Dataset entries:
+===+
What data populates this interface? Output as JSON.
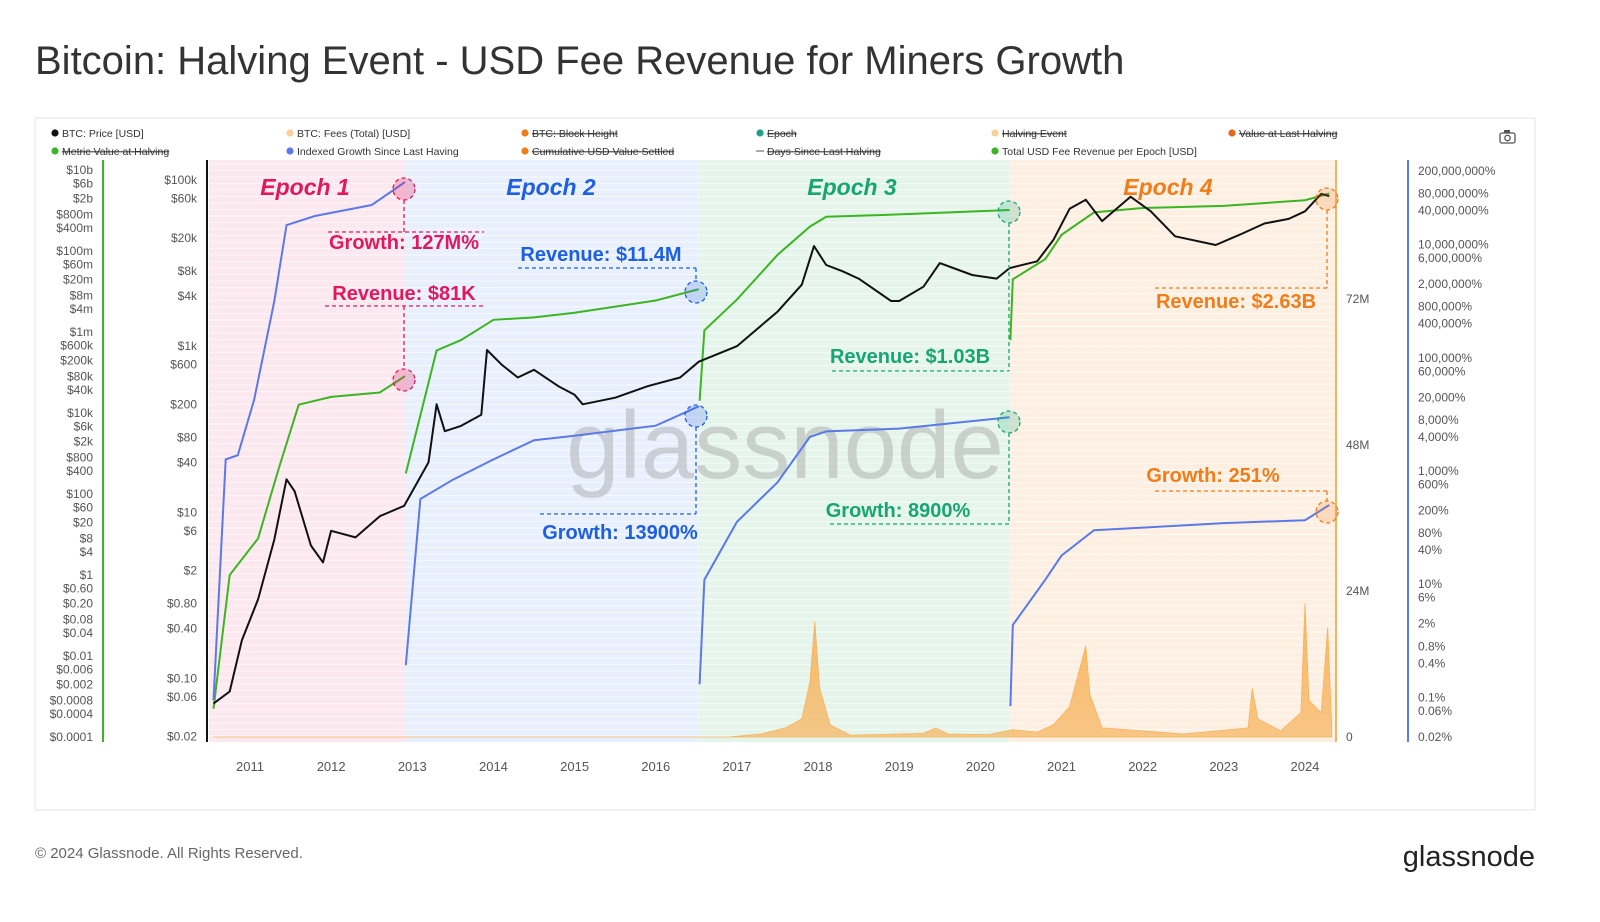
{
  "title": "Bitcoin: Halving Event - USD Fee Revenue for Miners Growth",
  "footer": {
    "copyright": "© 2024 Glassnode. All Rights Reserved.",
    "logo": "glassnode"
  },
  "watermark": "glassnode",
  "toolbar": {
    "camera_icon": "camera-icon"
  },
  "colors": {
    "price": "#111111",
    "fees": "#f7b35b",
    "revenue": "#3cb522",
    "growth": "#5b79e8",
    "epoch1": "#e0195e",
    "epoch2": "#1e5fe0",
    "epoch3": "#17a673",
    "epoch4": "#f07d1a"
  },
  "legend": [
    {
      "label": "BTC: Price [USD]",
      "color": "#111111",
      "active": true
    },
    {
      "label": "BTC: Fees (Total) [USD]",
      "color": "#f9cf9a",
      "active": true
    },
    {
      "label": "BTC: Block Height",
      "color": "#f07d1a",
      "active": false
    },
    {
      "label": "Epoch",
      "color": "#1f9e8a",
      "active": false
    },
    {
      "label": "Halving Event",
      "color": "#f9cf9a",
      "active": false
    },
    {
      "label": "Value at Last Halving",
      "color": "#e8661a",
      "active": false
    },
    {
      "label": "Metric Value at Halving",
      "color": "#3cb522",
      "active": false
    },
    {
      "label": "Indexed Growth Since Last Having",
      "color": "#5b79e8",
      "active": true
    },
    {
      "label": "Cumulative USD Value Settled",
      "color": "#f07d1a",
      "active": false
    },
    {
      "label": "Days Since Last Halving",
      "color": "#555555",
      "active": false
    },
    {
      "label": "Total USD Fee Revenue per Epoch [USD]",
      "color": "#3cb522",
      "active": true
    }
  ],
  "annotations": {
    "epochs": [
      "Epoch 1",
      "Epoch 2",
      "Epoch 3",
      "Epoch 4"
    ],
    "e1_growth": "Growth: 127M%",
    "e1_revenue": "Revenue: $81K",
    "e2_revenue": "Revenue: $11.4M",
    "e2_growth": "Growth: 13900%",
    "e3_revenue": "Revenue: $1.03B",
    "e3_growth": "Growth: 8900%",
    "e4_revenue": "Revenue: $2.63B",
    "e4_growth": "Growth: 251%"
  },
  "chart_data": {
    "type": "line",
    "title": "Bitcoin: Halving Event - USD Fee Revenue for Miners Growth",
    "x_ticks": [
      "2011",
      "2012",
      "2013",
      "2014",
      "2015",
      "2016",
      "2017",
      "2018",
      "2019",
      "2020",
      "2021",
      "2022",
      "2023",
      "2024"
    ],
    "xlim": [
      2010.55,
      2024.35
    ],
    "halvings": [
      2012.91,
      2016.53,
      2020.36,
      2024.3
    ],
    "grid": true,
    "legend_position": "top",
    "axes": {
      "revenue_left": {
        "scale": "log",
        "ticks": [
          [
            "$10b",
            10000000000.0
          ],
          [
            "$6b",
            6000000000.0
          ],
          [
            "$2b",
            2000000000.0
          ],
          [
            "$800m",
            800000000.0
          ],
          [
            "$400m",
            400000000.0
          ],
          [
            "$100m",
            100000000.0
          ],
          [
            "$60m",
            60000000.0
          ],
          [
            "$20m",
            20000000.0
          ],
          [
            "$8m",
            8000000.0
          ],
          [
            "$4m",
            4000000.0
          ],
          [
            "$1m",
            1000000.0
          ],
          [
            "$600k",
            600000.0
          ],
          [
            "$200k",
            200000.0
          ],
          [
            "$80k",
            80000.0
          ],
          [
            "$40k",
            40000.0
          ],
          [
            "$10k",
            10000.0
          ],
          [
            "$6k",
            6000.0
          ],
          [
            "$2k",
            2000.0
          ],
          [
            "$800",
            800
          ],
          [
            "$400",
            400
          ],
          [
            "$100",
            100
          ],
          [
            "$60",
            60
          ],
          [
            "$20",
            20
          ],
          [
            "$8",
            8
          ],
          [
            "$4",
            4
          ],
          [
            "$1",
            1
          ],
          [
            "$0.60",
            0.6
          ],
          [
            "$0.20",
            0.2
          ],
          [
            "$0.08",
            0.08
          ],
          [
            "$0.04",
            0.04
          ],
          [
            "$0.01",
            0.01
          ],
          [
            "$0.006",
            0.006
          ],
          [
            "$0.002",
            0.002
          ],
          [
            "$0.0008",
            0.0008
          ],
          [
            "$0.0004",
            0.0004
          ],
          [
            "$0.0001",
            0.0001
          ]
        ]
      },
      "price": {
        "scale": "log",
        "ticks": [
          [
            "$100k",
            100000.0
          ],
          [
            "$60k",
            60000.0
          ],
          [
            "$20k",
            20000.0
          ],
          [
            "$8k",
            8000.0
          ],
          [
            "$4k",
            4000.0
          ],
          [
            "$1k",
            1000.0
          ],
          [
            "$600",
            600
          ],
          [
            "$200",
            200
          ],
          [
            "$80",
            80
          ],
          [
            "$40",
            40
          ],
          [
            "$10",
            10
          ],
          [
            "$6",
            6
          ],
          [
            "$2",
            2
          ],
          [
            "$0.80",
            0.8
          ],
          [
            "$0.40",
            0.4
          ],
          [
            "$0.10",
            0.1
          ],
          [
            "$0.06",
            0.06
          ],
          [
            "$0.02",
            0.02
          ]
        ]
      },
      "fees_right": {
        "scale": "linear",
        "ticks": [
          [
            "72M",
            72
          ],
          [
            "48M",
            48
          ],
          [
            "24M",
            24
          ],
          [
            "0",
            0
          ]
        ]
      },
      "growth_right": {
        "scale": "log",
        "ticks": [
          [
            "200,000,000%",
            200000000.0
          ],
          [
            "80,000,000%",
            80000000.0
          ],
          [
            "40,000,000%",
            40000000.0
          ],
          [
            "10,000,000%",
            10000000.0
          ],
          [
            "6,000,000%",
            6000000.0
          ],
          [
            "2,000,000%",
            2000000.0
          ],
          [
            "800,000%",
            800000.0
          ],
          [
            "400,000%",
            400000.0
          ],
          [
            "100,000%",
            100000.0
          ],
          [
            "60,000%",
            60000.0
          ],
          [
            "20,000%",
            20000.0
          ],
          [
            "8,000%",
            8000.0
          ],
          [
            "4,000%",
            4000.0
          ],
          [
            "1,000%",
            1000.0
          ],
          [
            "600%",
            600
          ],
          [
            "200%",
            200
          ],
          [
            "80%",
            80
          ],
          [
            "40%",
            40
          ],
          [
            "10%",
            10
          ],
          [
            "6%",
            6
          ],
          [
            "2%",
            2
          ],
          [
            "0.8%",
            0.8
          ],
          [
            "0.4%",
            0.4
          ],
          [
            "0.1%",
            0.1
          ],
          [
            "0.06%",
            0.06
          ],
          [
            "0.02%",
            0.02
          ]
        ]
      }
    },
    "series": [
      {
        "name": "BTC: Price [USD]",
        "axis": "price",
        "points": [
          [
            2010.55,
            0.05
          ],
          [
            2010.75,
            0.07
          ],
          [
            2010.9,
            0.29
          ],
          [
            2011.1,
            0.9
          ],
          [
            2011.3,
            4.7
          ],
          [
            2011.45,
            25
          ],
          [
            2011.55,
            18
          ],
          [
            2011.75,
            4
          ],
          [
            2011.9,
            2.5
          ],
          [
            2012.0,
            6
          ],
          [
            2012.3,
            5
          ],
          [
            2012.6,
            9
          ],
          [
            2012.9,
            12
          ],
          [
            2013.2,
            40
          ],
          [
            2013.3,
            200
          ],
          [
            2013.4,
            95
          ],
          [
            2013.6,
            110
          ],
          [
            2013.85,
            150
          ],
          [
            2013.92,
            900
          ],
          [
            2014.1,
            600
          ],
          [
            2014.3,
            420
          ],
          [
            2014.5,
            520
          ],
          [
            2014.8,
            330
          ],
          [
            2015.0,
            260
          ],
          [
            2015.1,
            200
          ],
          [
            2015.5,
            240
          ],
          [
            2015.9,
            330
          ],
          [
            2016.3,
            420
          ],
          [
            2016.53,
            650
          ],
          [
            2017.0,
            1000
          ],
          [
            2017.5,
            2600
          ],
          [
            2017.8,
            5500
          ],
          [
            2017.95,
            16000
          ],
          [
            2018.1,
            9500
          ],
          [
            2018.3,
            8000
          ],
          [
            2018.5,
            6500
          ],
          [
            2018.9,
            3500
          ],
          [
            2019.0,
            3500
          ],
          [
            2019.3,
            5200
          ],
          [
            2019.5,
            10000
          ],
          [
            2019.9,
            7200
          ],
          [
            2020.2,
            6500
          ],
          [
            2020.36,
            8700
          ],
          [
            2020.7,
            10500
          ],
          [
            2020.9,
            19000
          ],
          [
            2021.1,
            45000
          ],
          [
            2021.3,
            58000
          ],
          [
            2021.5,
            32000
          ],
          [
            2021.85,
            63000
          ],
          [
            2022.1,
            42000
          ],
          [
            2022.4,
            21000
          ],
          [
            2022.9,
            16500
          ],
          [
            2023.2,
            22000
          ],
          [
            2023.5,
            30000
          ],
          [
            2023.8,
            34000
          ],
          [
            2024.0,
            42000
          ],
          [
            2024.2,
            68000
          ],
          [
            2024.3,
            64000
          ]
        ]
      },
      {
        "name": "Total USD Fee Revenue per Epoch [USD]",
        "axis": "revenue_left",
        "epochs": [
          [
            [
              2010.55,
              0.0005
            ],
            [
              2010.75,
              1
            ],
            [
              2011.1,
              8
            ],
            [
              2011.35,
              400
            ],
            [
              2011.6,
              16000
            ],
            [
              2012.0,
              25000
            ],
            [
              2012.6,
              32000
            ],
            [
              2012.91,
              81000
            ]
          ],
          [
            [
              2012.92,
              320
            ],
            [
              2013.3,
              350000
            ],
            [
              2013.6,
              630000
            ],
            [
              2014.0,
              2000000
            ],
            [
              2014.5,
              2300000
            ],
            [
              2015.0,
              3000000
            ],
            [
              2016.0,
              6000000
            ],
            [
              2016.53,
              11400000
            ]
          ],
          [
            [
              2016.54,
              20000
            ],
            [
              2016.6,
              1100000
            ],
            [
              2017.0,
              6300000
            ],
            [
              2017.5,
              80000000
            ],
            [
              2017.9,
              400000000
            ],
            [
              2018.1,
              700000000
            ],
            [
              2019.0,
              800000000
            ],
            [
              2020.36,
              1030000000
            ]
          ],
          [
            [
              2020.37,
              630000
            ],
            [
              2020.4,
              20000000
            ],
            [
              2020.8,
              63000000
            ],
            [
              2021.0,
              250000000
            ],
            [
              2021.4,
              900000000
            ],
            [
              2022.0,
              1150000000
            ],
            [
              2023.0,
              1300000000
            ],
            [
              2024.0,
              1800000000
            ],
            [
              2024.3,
              2630000000
            ]
          ]
        ]
      },
      {
        "name": "Indexed Growth Since Last Having",
        "axis": "growth_right",
        "epochs": [
          [
            [
              2010.55,
              0.09
            ],
            [
              2010.7,
              1600
            ],
            [
              2010.85,
              1900
            ],
            [
              2011.05,
              18000
            ],
            [
              2011.3,
              1000000
            ],
            [
              2011.45,
              22000000
            ],
            [
              2011.8,
              32000000
            ],
            [
              2012.5,
              50000000
            ],
            [
              2012.91,
              127000000
            ]
          ],
          [
            [
              2012.92,
              0.37
            ],
            [
              2013.1,
              320
            ],
            [
              2013.5,
              700
            ],
            [
              2014.0,
              1600
            ],
            [
              2014.5,
              3500
            ],
            [
              2015.0,
              4200
            ],
            [
              2016.0,
              6300
            ],
            [
              2016.53,
              13900
            ]
          ],
          [
            [
              2016.54,
              0.17
            ],
            [
              2016.6,
              12
            ],
            [
              2017.0,
              126
            ],
            [
              2017.5,
              630
            ],
            [
              2017.9,
              4000
            ],
            [
              2018.1,
              5000
            ],
            [
              2019.0,
              5600
            ],
            [
              2020.36,
              8900
            ]
          ],
          [
            [
              2020.37,
              0.07
            ],
            [
              2020.4,
              1.9
            ],
            [
              2020.8,
              12
            ],
            [
              2021.0,
              32
            ],
            [
              2021.4,
              90
            ],
            [
              2022.0,
              100
            ],
            [
              2023.0,
              120
            ],
            [
              2024.0,
              135
            ],
            [
              2024.3,
              251
            ]
          ]
        ]
      },
      {
        "name": "BTC: Fees (Total) [USD]",
        "axis": "fees_right",
        "type": "area",
        "points": [
          [
            2010.55,
            0
          ],
          [
            2016.9,
            0
          ],
          [
            2017.3,
            0.5
          ],
          [
            2017.6,
            1.5
          ],
          [
            2017.8,
            3
          ],
          [
            2017.9,
            9
          ],
          [
            2017.96,
            19
          ],
          [
            2018.02,
            8
          ],
          [
            2018.15,
            2
          ],
          [
            2018.4,
            0.3
          ],
          [
            2019.3,
            0.6
          ],
          [
            2019.45,
            1.5
          ],
          [
            2019.6,
            0.5
          ],
          [
            2020.1,
            0.4
          ],
          [
            2020.4,
            1.2
          ],
          [
            2020.7,
            0.8
          ],
          [
            2020.9,
            2
          ],
          [
            2021.1,
            5
          ],
          [
            2021.3,
            15
          ],
          [
            2021.35,
            7
          ],
          [
            2021.5,
            1.5
          ],
          [
            2022.0,
            1
          ],
          [
            2022.5,
            0.5
          ],
          [
            2023.3,
            1.5
          ],
          [
            2023.35,
            8
          ],
          [
            2023.42,
            3
          ],
          [
            2023.7,
            1
          ],
          [
            2023.95,
            4
          ],
          [
            2024.0,
            22
          ],
          [
            2024.05,
            6
          ],
          [
            2024.2,
            4
          ],
          [
            2024.28,
            18
          ],
          [
            2024.33,
            2
          ]
        ]
      }
    ]
  }
}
+===+
▸ **WHAT IS BEING ASKED**:
Copy all lines of the material above where the string "title" occurs.

▸ **REPLY TO THE EXERCISE**:
  "title": "Bitcoin: Halving Event - USD Fee Revenue for Miners Growth",
    "title": "Bitcoin: Halving Event - USD Fee Revenue for Miners Growth",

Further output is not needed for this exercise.